→ **Problem statement**
Set every record down verbatim and omit the pictures.
-- -- --
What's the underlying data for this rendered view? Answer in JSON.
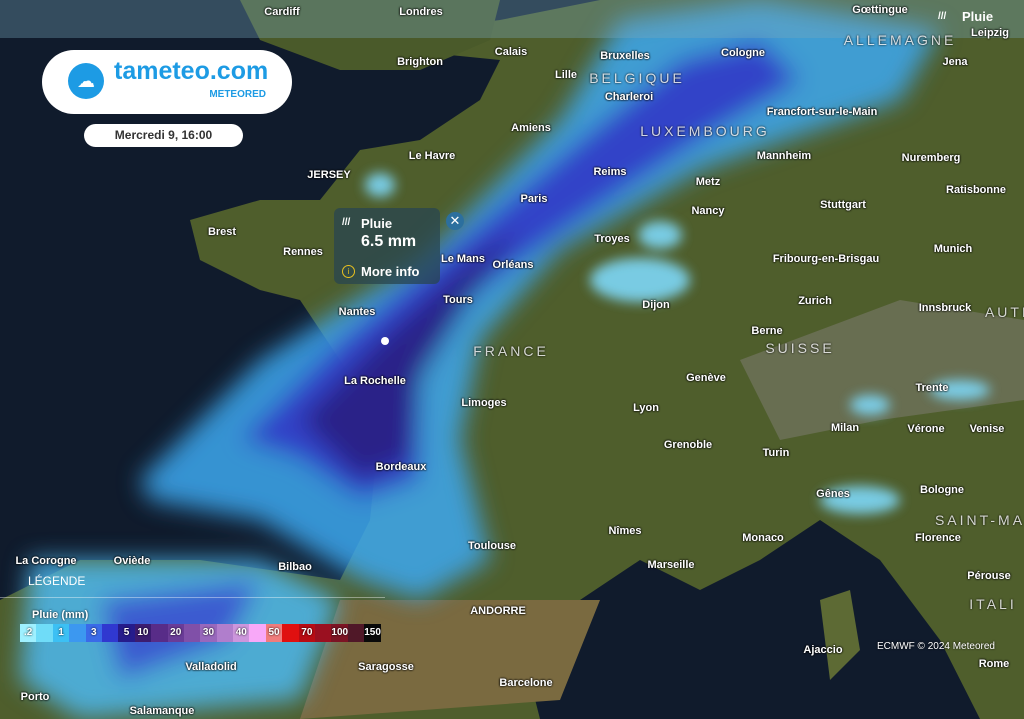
{
  "header": {
    "layer_label": "Pluie",
    "layer_icon": "rain-icon"
  },
  "logo": {
    "name": "tameteo.com",
    "sub": "METEORED"
  },
  "date": "Mercredi 9, 16:00",
  "popup": {
    "title": "Pluie",
    "value": "6.5 mm",
    "more_info": "More info"
  },
  "legend": {
    "title": "LÉGENDE",
    "unit": "Pluie (mm)",
    "cells": [
      {
        "label": ".2",
        "color": "#9ff0ff"
      },
      {
        "label": "",
        "color": "#6fdcf8"
      },
      {
        "label": "1",
        "color": "#3cc0f4"
      },
      {
        "label": "",
        "color": "#3c98f0"
      },
      {
        "label": "3",
        "color": "#3a6ae8"
      },
      {
        "label": "",
        "color": "#3038d0"
      },
      {
        "label": "5",
        "color": "#261c8c"
      },
      {
        "label": "10",
        "color": "#3c1c70"
      },
      {
        "label": "",
        "color": "#582c88"
      },
      {
        "label": "20",
        "color": "#6a3c98"
      },
      {
        "label": "",
        "color": "#8050a8"
      },
      {
        "label": "30",
        "color": "#9868bc"
      },
      {
        "label": "",
        "color": "#b07ecc"
      },
      {
        "label": "40",
        "color": "#cc96dc"
      },
      {
        "label": "",
        "color": "#f8a8f8"
      },
      {
        "label": "50",
        "color": "#f07c7c"
      },
      {
        "label": "",
        "color": "#e01010"
      },
      {
        "label": "70",
        "color": "#b80c14"
      },
      {
        "label": "",
        "color": "#9a1020"
      },
      {
        "label": "100",
        "color": "#7c1424"
      },
      {
        "label": "",
        "color": "#501828"
      },
      {
        "label": "150",
        "color": "#0a0a0a"
      }
    ]
  },
  "attribution": "ECMWF © 2024 Meteored",
  "regions": [
    "ALLEMAGNE",
    "BELGIQUE",
    "LUXEMBOURG",
    "FRANCE",
    "SUISSE",
    "AUTR",
    "SAINT-MARI",
    "ITALI"
  ],
  "cities": [
    "Cardiff",
    "Londres",
    "Gœttingue",
    "Leipzig",
    "Jena",
    "Brighton",
    "Calais",
    "Bruxelles",
    "Cologne",
    "Lille",
    "Charleroi",
    "Amiens",
    "Francfort-sur-le-Main",
    "Le Havre",
    "JERSEY",
    "Reims",
    "Metz",
    "Mannheim",
    "Nuremberg",
    "Ratisbonne",
    "Brest",
    "Rennes",
    "Paris",
    "Nancy",
    "Stuttgart",
    "Le Mans",
    "Orléans",
    "Troyes",
    "Fribourg-en-Brisgau",
    "Munich",
    "Nantes",
    "Tours",
    "Dijon",
    "Zurich",
    "Innsbruck",
    "Berne",
    "La Rochelle",
    "Genève",
    "Trente",
    "Limoges",
    "Lyon",
    "Milan",
    "Vérone",
    "Venise",
    "Grenoble",
    "Turin",
    "Bordeaux",
    "Gênes",
    "Bologne",
    "Nîmes",
    "Monaco",
    "Florence",
    "Toulouse",
    "Marseille",
    "Pérouse",
    "Oviède",
    "Bilbao",
    "La Corogne",
    "ANDORRE",
    "Ajaccio",
    "Rome",
    "Saragosse",
    "Valladolid",
    "Barcelone",
    "Porto",
    "Salamanque"
  ]
}
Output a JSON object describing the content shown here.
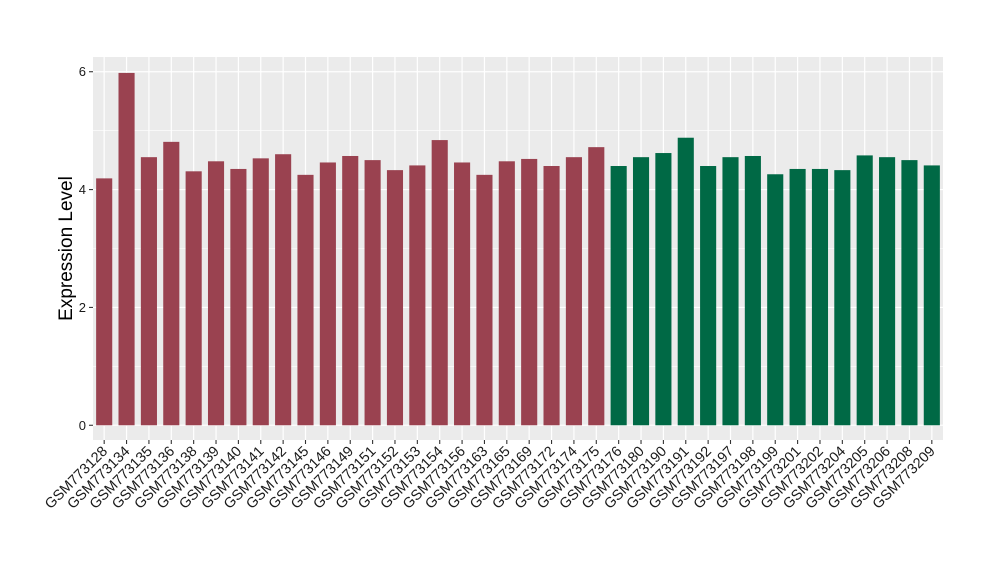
{
  "chart_data": {
    "type": "bar",
    "title": "",
    "xlabel": "",
    "ylabel": "Expression Level",
    "ylim": [
      -0.25,
      6.25
    ],
    "yticks": [
      0,
      2,
      4,
      6
    ],
    "ytick_labels": [
      "0",
      "2",
      "4",
      "6"
    ],
    "grid": true,
    "legend": "none",
    "colors": {
      "group1": "#9A4250",
      "group2": "#006945",
      "panel": "#EBEBEB",
      "gridline": "#FFFFFF"
    },
    "categories": [
      "GSM773128",
      "GSM773134",
      "GSM773135",
      "GSM773136",
      "GSM773138",
      "GSM773139",
      "GSM773140",
      "GSM773141",
      "GSM773142",
      "GSM773145",
      "GSM773146",
      "GSM773149",
      "GSM773151",
      "GSM773152",
      "GSM773153",
      "GSM773154",
      "GSM773156",
      "GSM773163",
      "GSM773165",
      "GSM773169",
      "GSM773172",
      "GSM773174",
      "GSM773175",
      "GSM773176",
      "GSM773180",
      "GSM773190",
      "GSM773191",
      "GSM773192",
      "GSM773197",
      "GSM773198",
      "GSM773199",
      "GSM773201",
      "GSM773202",
      "GSM773204",
      "GSM773205",
      "GSM773206",
      "GSM773208",
      "GSM773209"
    ],
    "values": [
      4.19,
      5.98,
      4.55,
      4.81,
      4.31,
      4.48,
      4.35,
      4.53,
      4.6,
      4.25,
      4.46,
      4.57,
      4.5,
      4.33,
      4.41,
      4.84,
      4.46,
      4.25,
      4.48,
      4.52,
      4.4,
      4.55,
      4.72,
      4.4,
      4.55,
      4.62,
      4.88,
      4.4,
      4.55,
      4.57,
      4.26,
      4.35,
      4.35,
      4.33,
      4.58,
      4.55,
      4.5,
      4.41
    ],
    "groups": [
      1,
      1,
      1,
      1,
      1,
      1,
      1,
      1,
      1,
      1,
      1,
      1,
      1,
      1,
      1,
      1,
      1,
      1,
      1,
      1,
      1,
      1,
      1,
      2,
      2,
      2,
      2,
      2,
      2,
      2,
      2,
      2,
      2,
      2,
      2,
      2,
      2,
      2
    ]
  }
}
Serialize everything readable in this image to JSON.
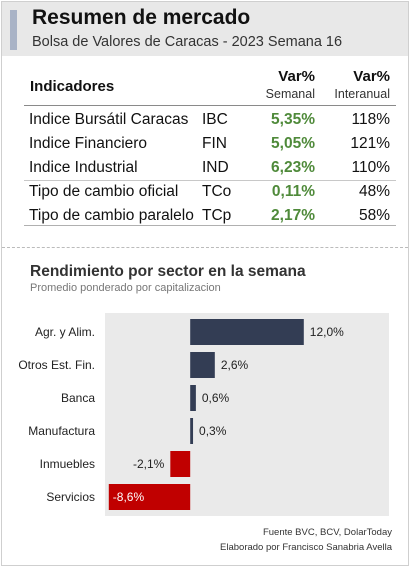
-- -- --
→ **Expected answer**
What's the underlying data for this rendered view? Answer in JSON.
{
  "header": {
    "layer_label": "Pluie",
    "layer_icon": "rain-icon"
  },
  "logo": {
    "name": "tameteo.com",
    "sub": "METEORED"
  },
  "date": "Mercredi 9, 16:00",
  "popup": {
    "title": "Pluie",
    "value": "6.5 mm",
    "more_info": "More info"
  },
  "legend": {
    "title": "LÉGENDE",
    "unit": "Pluie (mm)",
    "cells": [
      {
        "label": ".2",
        "color": "#9ff0ff"
      },
      {
        "label": "",
        "color": "#6fdcf8"
      },
      {
        "label": "1",
        "color": "#3cc0f4"
      },
      {
        "label": "",
        "color": "#3c98f0"
      },
      {
        "label": "3",
        "color": "#3a6ae8"
      },
      {
        "label": "",
        "color": "#3038d0"
      },
      {
        "label": "5",
        "color": "#261c8c"
      },
      {
        "label": "10",
        "color": "#3c1c70"
      },
      {
        "label": "",
        "color": "#582c88"
      },
      {
        "label": "20",
        "color": "#6a3c98"
      },
      {
        "label": "",
        "color": "#8050a8"
      },
      {
        "label": "30",
        "color": "#9868bc"
      },
      {
        "label": "",
        "color": "#b07ecc"
      },
      {
        "label": "40",
        "color": "#cc96dc"
      },
      {
        "label": "",
        "color": "#f8a8f8"
      },
      {
        "label": "50",
        "color": "#f07c7c"
      },
      {
        "label": "",
        "color": "#e01010"
      },
      {
        "label": "70",
        "color": "#b80c14"
      },
      {
        "label": "",
        "color": "#9a1020"
      },
      {
        "label": "100",
        "color": "#7c1424"
      },
      {
        "label": "",
        "color": "#501828"
      },
      {
        "label": "150",
        "color": "#0a0a0a"
      }
    ]
  },
  "attribution": "ECMWF © 2024 Meteored",
  "regions": [
    "ALLEMAGNE",
    "BELGIQUE",
    "LUXEMBOURG",
    "FRANCE",
    "SUISSE",
    "AUTR",
    "SAINT-MARI",
    "ITALI"
  ],
  "cities": [
    "Cardiff",
    "Londres",
    "Gœttingue",
    "Leipzig",
    "Jena",
    "Brighton",
    "Calais",
    "Bruxelles",
    "Cologne",
    "Lille",
    "Charleroi",
    "Amiens",
    "Francfort-sur-le-Main",
    "Le Havre",
    "JERSEY",
    "Reims",
    "Metz",
    "Mannheim",
    "Nuremberg",
    "Ratisbonne",
    "Brest",
    "Rennes",
    "Paris",
    "Nancy",
    "Stuttgart",
    "Le Mans",
    "Orléans",
    "Troyes",
    "Fribourg-en-Brisgau",
    "Munich",
    "Nantes",
    "Tours",
    "Dijon",
    "Zurich",
    "Innsbruck",
    "Berne",
    "La Rochelle",
    "Genève",
    "Trente",
    "Limoges",
    "Lyon",
    "Milan",
    "Vérone",
    "Venise",
    "Grenoble",
    "Turin",
    "Bordeaux",
    "Gênes",
    "Bologne",
    "Nîmes",
    "Monaco",
    "Florence",
    "Toulouse",
    "Marseille",
    "Pérouse",
    "Oviède",
    "Bilbao",
    "La Corogne",
    "ANDORRE",
    "Ajaccio",
    "Rome",
    "Saragosse",
    "Valladolid",
    "Barcelone",
    "Porto",
    "Salamanque"
  ]
}
Output a JSON object describing the content shown here.
{
  "chart_data": {
    "type": "bar",
    "title": "",
    "xlabel": "",
    "ylabel": "Expression Level",
    "ylim": [
      -0.25,
      6.25
    ],
    "yticks": [
      0,
      2,
      4,
      6
    ],
    "ytick_labels": [
      "0",
      "2",
      "4",
      "6"
    ],
    "grid": true,
    "legend": "none",
    "colors": {
      "group1": "#9A4250",
      "group2": "#006945",
      "panel": "#EBEBEB",
      "gridline": "#FFFFFF"
    },
    "categories": [
      "GSM773128",
      "GSM773134",
      "GSM773135",
      "GSM773136",
      "GSM773138",
      "GSM773139",
      "GSM773140",
      "GSM773141",
      "GSM773142",
      "GSM773145",
      "GSM773146",
      "GSM773149",
      "GSM773151",
      "GSM773152",
      "GSM773153",
      "GSM773154",
      "GSM773156",
      "GSM773163",
      "GSM773165",
      "GSM773169",
      "GSM773172",
      "GSM773174",
      "GSM773175",
      "GSM773176",
      "GSM773180",
      "GSM773190",
      "GSM773191",
      "GSM773192",
      "GSM773197",
      "GSM773198",
      "GSM773199",
      "GSM773201",
      "GSM773202",
      "GSM773204",
      "GSM773205",
      "GSM773206",
      "GSM773208",
      "GSM773209"
    ],
    "values": [
      4.19,
      5.98,
      4.55,
      4.81,
      4.31,
      4.48,
      4.35,
      4.53,
      4.6,
      4.25,
      4.46,
      4.57,
      4.5,
      4.33,
      4.41,
      4.84,
      4.46,
      4.25,
      4.48,
      4.52,
      4.4,
      4.55,
      4.72,
      4.4,
      4.55,
      4.62,
      4.88,
      4.4,
      4.55,
      4.57,
      4.26,
      4.35,
      4.35,
      4.33,
      4.58,
      4.55,
      4.5,
      4.41
    ],
    "groups": [
      1,
      1,
      1,
      1,
      1,
      1,
      1,
      1,
      1,
      1,
      1,
      1,
      1,
      1,
      1,
      1,
      1,
      1,
      1,
      1,
      1,
      1,
      1,
      2,
      2,
      2,
      2,
      2,
      2,
      2,
      2,
      2,
      2,
      2,
      2,
      2,
      2,
      2
    ]
  }
}
Serialize everything readable in this image to JSON.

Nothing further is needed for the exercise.